- AIM OF THE EXERCISE -
Wherever the string "text" appears in the listing, copy that line.

— start SUPPLIED MATERIAL —

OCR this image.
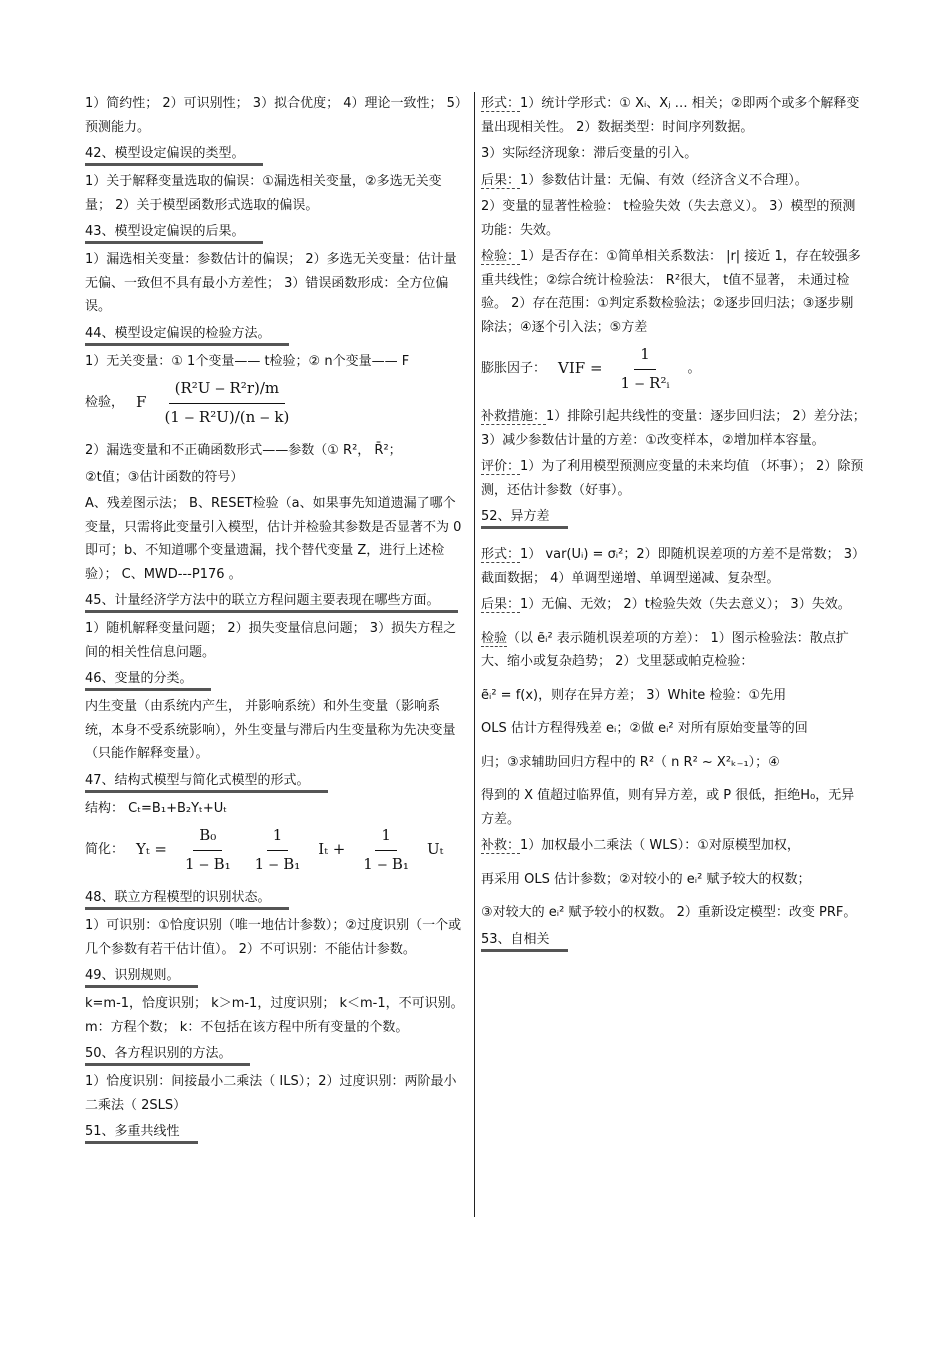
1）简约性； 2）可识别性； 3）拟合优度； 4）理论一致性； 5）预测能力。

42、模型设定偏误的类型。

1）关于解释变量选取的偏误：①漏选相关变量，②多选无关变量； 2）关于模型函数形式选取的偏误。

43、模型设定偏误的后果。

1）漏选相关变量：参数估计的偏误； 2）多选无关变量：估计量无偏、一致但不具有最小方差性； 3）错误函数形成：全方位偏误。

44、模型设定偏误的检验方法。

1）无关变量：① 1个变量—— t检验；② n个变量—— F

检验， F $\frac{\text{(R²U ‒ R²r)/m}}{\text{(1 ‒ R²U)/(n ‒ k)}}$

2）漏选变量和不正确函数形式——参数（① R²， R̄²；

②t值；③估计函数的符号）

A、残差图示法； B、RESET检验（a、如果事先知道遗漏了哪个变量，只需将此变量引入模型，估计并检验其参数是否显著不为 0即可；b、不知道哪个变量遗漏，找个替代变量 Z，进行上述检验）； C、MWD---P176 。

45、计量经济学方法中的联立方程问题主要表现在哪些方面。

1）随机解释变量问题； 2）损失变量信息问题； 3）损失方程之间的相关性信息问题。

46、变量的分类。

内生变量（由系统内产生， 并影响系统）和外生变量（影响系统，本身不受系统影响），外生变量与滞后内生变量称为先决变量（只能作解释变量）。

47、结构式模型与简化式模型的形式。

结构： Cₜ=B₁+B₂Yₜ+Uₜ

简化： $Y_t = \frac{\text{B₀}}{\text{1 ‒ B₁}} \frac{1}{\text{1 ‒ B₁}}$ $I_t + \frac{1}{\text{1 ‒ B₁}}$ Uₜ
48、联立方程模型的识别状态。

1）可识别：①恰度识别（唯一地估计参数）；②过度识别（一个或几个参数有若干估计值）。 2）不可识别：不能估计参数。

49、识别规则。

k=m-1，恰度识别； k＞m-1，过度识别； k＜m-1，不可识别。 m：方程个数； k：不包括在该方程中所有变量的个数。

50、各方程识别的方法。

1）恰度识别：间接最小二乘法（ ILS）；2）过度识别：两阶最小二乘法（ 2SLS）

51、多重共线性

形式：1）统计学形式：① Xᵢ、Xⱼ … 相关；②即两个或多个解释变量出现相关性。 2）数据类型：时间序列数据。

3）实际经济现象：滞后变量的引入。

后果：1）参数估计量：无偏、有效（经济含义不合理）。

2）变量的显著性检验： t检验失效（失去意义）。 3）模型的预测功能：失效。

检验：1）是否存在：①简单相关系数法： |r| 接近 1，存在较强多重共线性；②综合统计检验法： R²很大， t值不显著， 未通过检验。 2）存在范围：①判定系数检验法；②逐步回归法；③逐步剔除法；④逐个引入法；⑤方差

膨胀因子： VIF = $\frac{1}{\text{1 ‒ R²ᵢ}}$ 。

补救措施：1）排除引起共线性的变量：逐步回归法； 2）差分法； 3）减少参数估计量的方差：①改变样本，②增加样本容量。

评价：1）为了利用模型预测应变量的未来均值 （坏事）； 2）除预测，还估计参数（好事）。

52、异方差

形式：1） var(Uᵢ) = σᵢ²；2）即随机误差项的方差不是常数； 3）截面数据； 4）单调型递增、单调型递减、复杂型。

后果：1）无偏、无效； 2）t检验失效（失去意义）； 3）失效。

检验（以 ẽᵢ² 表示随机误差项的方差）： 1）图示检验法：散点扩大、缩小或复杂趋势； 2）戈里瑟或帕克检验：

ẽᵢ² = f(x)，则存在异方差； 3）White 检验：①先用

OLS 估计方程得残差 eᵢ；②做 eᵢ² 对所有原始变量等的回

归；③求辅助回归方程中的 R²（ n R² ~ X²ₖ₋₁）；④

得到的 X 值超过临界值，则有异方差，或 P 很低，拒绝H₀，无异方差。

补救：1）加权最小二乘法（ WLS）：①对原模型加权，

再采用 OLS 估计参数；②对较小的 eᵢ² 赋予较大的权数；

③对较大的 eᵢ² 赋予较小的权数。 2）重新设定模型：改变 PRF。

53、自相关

— end SUPPLIED MATERIAL —
— start SUPPLIED MATERIAL —

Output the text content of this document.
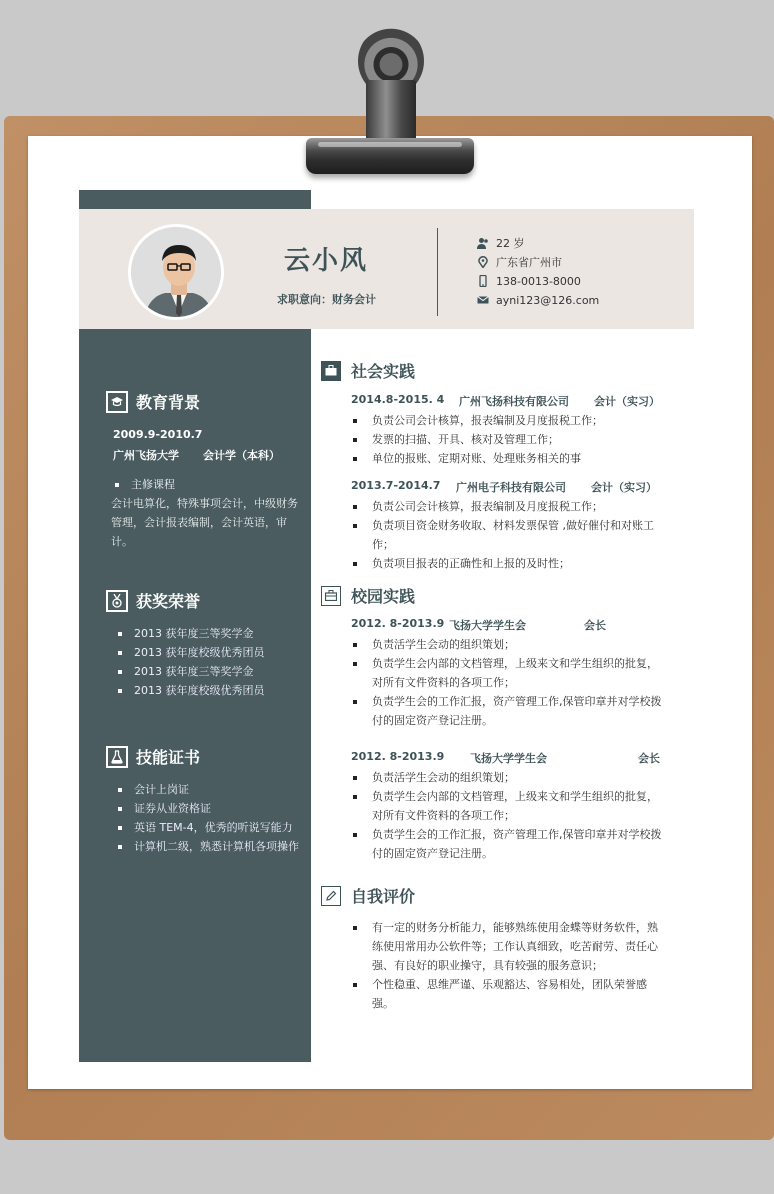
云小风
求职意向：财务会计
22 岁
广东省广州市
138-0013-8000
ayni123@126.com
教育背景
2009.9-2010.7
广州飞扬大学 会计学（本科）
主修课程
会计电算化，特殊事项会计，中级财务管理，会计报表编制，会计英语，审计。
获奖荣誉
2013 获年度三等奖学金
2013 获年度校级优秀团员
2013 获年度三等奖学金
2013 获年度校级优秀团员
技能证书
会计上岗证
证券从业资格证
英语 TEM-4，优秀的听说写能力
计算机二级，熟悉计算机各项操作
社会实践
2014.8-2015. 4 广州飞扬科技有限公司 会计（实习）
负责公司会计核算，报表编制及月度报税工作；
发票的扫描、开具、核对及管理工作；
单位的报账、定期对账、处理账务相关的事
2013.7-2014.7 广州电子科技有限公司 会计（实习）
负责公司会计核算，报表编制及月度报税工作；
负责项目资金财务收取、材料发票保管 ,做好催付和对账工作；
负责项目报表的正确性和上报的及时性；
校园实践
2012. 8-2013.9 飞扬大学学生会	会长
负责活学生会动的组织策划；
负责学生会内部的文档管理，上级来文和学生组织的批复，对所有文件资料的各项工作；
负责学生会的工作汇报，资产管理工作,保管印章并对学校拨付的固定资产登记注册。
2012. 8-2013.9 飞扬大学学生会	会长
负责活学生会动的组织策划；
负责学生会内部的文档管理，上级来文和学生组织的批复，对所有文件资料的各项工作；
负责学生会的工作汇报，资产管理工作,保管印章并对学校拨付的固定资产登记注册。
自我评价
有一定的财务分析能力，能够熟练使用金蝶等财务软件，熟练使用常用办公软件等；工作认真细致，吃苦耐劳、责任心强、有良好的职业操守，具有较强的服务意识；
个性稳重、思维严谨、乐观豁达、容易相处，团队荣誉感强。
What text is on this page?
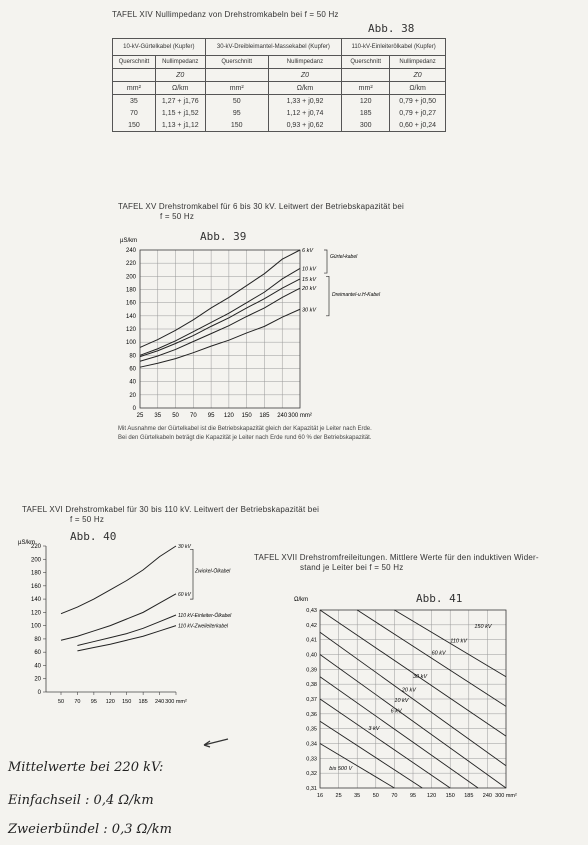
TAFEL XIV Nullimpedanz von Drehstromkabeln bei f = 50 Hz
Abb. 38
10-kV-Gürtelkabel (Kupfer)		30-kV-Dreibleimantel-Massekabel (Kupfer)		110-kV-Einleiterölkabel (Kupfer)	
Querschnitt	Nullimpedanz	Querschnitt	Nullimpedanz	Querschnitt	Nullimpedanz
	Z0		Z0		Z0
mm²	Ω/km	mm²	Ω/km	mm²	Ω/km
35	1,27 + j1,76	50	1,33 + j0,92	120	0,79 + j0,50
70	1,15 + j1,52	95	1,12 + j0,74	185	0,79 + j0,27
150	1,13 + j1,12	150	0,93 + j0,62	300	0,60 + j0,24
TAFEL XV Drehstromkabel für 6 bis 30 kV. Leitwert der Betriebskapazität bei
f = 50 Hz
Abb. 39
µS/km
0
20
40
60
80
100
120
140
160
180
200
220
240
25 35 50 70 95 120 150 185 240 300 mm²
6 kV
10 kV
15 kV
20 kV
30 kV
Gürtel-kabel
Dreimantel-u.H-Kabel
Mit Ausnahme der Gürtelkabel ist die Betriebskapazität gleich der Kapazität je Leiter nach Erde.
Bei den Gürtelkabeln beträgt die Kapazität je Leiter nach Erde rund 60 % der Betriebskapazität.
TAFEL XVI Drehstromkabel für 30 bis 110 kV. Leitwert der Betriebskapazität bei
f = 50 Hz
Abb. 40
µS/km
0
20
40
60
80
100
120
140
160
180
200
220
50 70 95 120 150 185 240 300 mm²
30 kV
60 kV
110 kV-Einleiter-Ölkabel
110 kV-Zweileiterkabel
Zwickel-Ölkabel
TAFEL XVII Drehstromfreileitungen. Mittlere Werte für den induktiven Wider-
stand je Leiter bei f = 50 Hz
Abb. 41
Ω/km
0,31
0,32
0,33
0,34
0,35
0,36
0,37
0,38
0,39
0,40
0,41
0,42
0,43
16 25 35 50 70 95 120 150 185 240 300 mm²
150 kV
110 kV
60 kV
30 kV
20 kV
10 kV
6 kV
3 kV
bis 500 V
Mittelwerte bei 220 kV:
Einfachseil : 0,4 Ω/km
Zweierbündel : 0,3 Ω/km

— end SUPPLIED MATERIAL —
— start SUPPLIED MATERIAL —

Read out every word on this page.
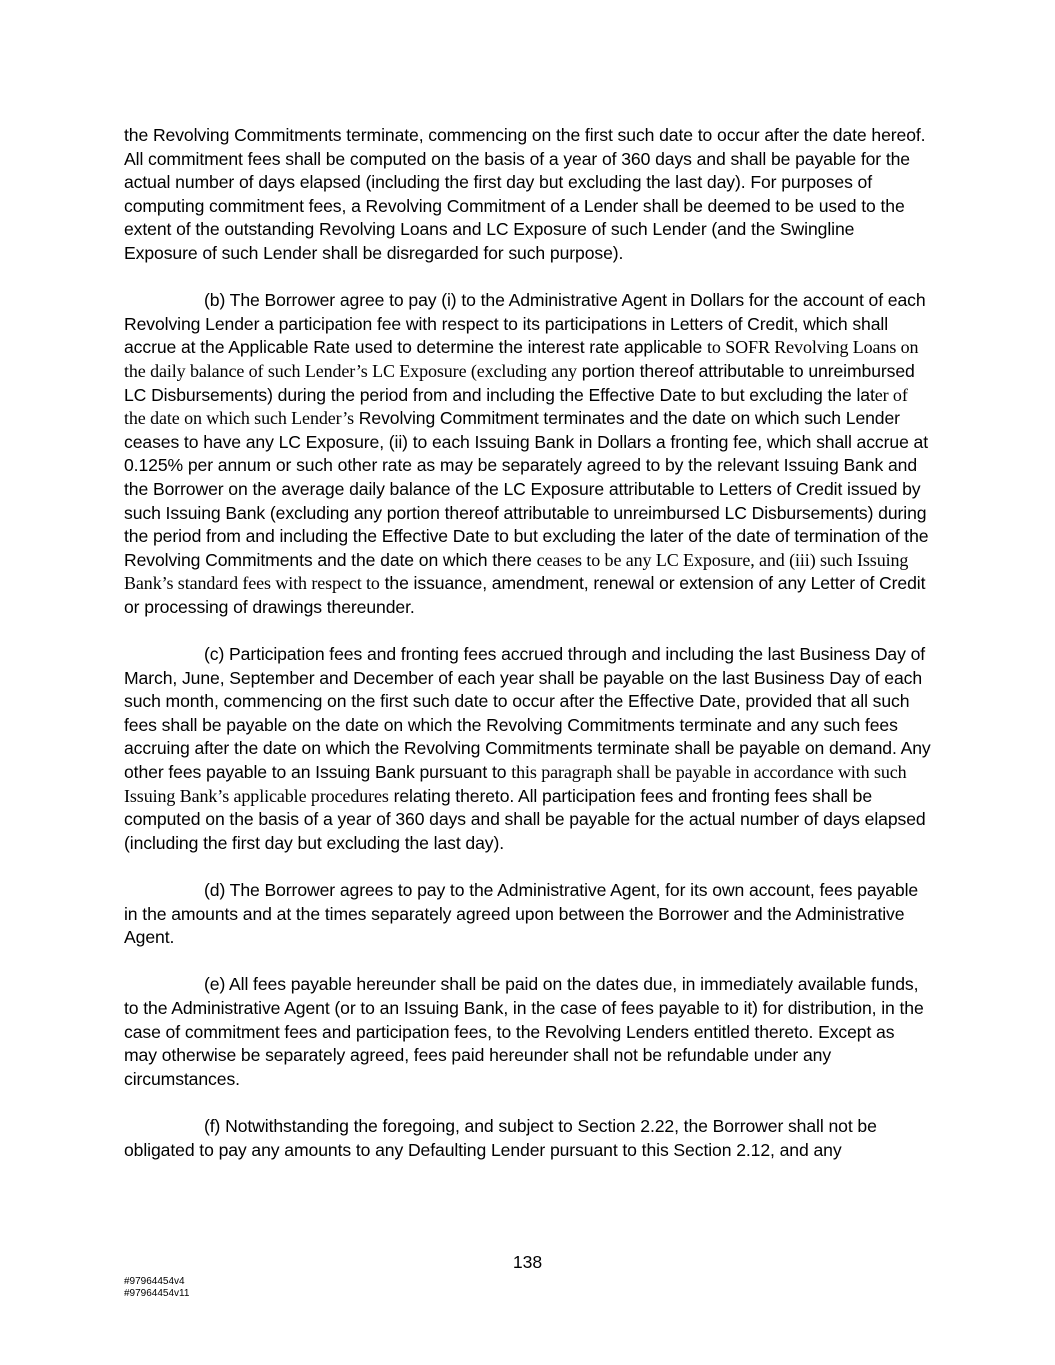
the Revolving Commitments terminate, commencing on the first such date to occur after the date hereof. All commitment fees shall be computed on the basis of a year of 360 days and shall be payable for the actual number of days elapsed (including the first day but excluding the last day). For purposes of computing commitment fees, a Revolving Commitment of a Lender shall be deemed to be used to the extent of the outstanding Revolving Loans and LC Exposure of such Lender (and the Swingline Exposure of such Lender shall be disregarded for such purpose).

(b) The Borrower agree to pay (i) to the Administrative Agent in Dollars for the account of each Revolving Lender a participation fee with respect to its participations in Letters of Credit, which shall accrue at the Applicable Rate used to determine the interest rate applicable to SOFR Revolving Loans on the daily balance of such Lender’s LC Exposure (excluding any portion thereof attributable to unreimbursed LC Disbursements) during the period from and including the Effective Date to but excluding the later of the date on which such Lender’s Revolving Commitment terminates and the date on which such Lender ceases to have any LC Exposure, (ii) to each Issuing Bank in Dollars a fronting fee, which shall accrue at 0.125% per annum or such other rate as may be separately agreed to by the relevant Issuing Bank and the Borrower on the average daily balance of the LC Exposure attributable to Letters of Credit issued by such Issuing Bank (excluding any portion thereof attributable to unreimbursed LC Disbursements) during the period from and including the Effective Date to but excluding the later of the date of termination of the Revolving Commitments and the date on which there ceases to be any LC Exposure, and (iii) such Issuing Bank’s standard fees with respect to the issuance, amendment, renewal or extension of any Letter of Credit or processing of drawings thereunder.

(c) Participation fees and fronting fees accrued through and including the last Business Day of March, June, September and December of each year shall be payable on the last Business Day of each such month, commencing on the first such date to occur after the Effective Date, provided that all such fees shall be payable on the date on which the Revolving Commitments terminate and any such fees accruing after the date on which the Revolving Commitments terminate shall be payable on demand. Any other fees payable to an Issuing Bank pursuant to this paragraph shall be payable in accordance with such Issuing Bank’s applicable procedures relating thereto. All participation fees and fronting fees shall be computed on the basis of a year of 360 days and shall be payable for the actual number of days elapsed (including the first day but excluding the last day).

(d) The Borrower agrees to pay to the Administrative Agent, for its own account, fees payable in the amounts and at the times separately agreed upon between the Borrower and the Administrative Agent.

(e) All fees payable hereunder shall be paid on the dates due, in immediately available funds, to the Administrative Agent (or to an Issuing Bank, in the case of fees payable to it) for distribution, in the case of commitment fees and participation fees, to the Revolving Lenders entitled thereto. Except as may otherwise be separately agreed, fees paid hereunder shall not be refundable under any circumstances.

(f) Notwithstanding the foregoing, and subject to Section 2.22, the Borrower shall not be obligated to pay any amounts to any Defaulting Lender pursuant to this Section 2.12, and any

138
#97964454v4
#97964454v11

— end SUPPLIED MATERIAL —

- COMPLETED EXERCISE -
检验， F $\frac{\text{(R²U ‒ R²r)/m}}{\text{(1 ‒ R²U)/(n ‒ k)}}$
简化： $Y_t = \frac{\text{B₀}}{\text{1 ‒ B₁}} \frac{1}{\text{1 ‒ B₁}}$ $I_t + \frac{1}{\text{1 ‒ B₁}}$ Uₜ
膨胀因子： VIF = $\frac{1}{\text{1 ‒ R²ᵢ}}$ 。
Output the text content of this document.
What text is on this page?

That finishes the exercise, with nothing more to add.